- _The records_:

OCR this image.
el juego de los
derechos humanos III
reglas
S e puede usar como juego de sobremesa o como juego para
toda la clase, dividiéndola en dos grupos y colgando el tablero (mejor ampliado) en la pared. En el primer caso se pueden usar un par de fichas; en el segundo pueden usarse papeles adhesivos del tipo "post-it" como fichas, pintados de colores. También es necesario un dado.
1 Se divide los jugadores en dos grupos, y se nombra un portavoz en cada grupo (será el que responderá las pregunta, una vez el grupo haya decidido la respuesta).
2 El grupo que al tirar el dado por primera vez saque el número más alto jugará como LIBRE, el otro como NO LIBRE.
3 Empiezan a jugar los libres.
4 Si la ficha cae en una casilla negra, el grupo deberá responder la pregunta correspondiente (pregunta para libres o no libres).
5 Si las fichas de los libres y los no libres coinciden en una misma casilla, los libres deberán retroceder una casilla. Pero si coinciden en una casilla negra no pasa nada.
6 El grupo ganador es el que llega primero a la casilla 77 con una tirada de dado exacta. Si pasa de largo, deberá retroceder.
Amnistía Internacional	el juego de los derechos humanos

- _Short exercise_: How many of the lines above contain the string "libres"? Give the number only.

- _Written answer_: 3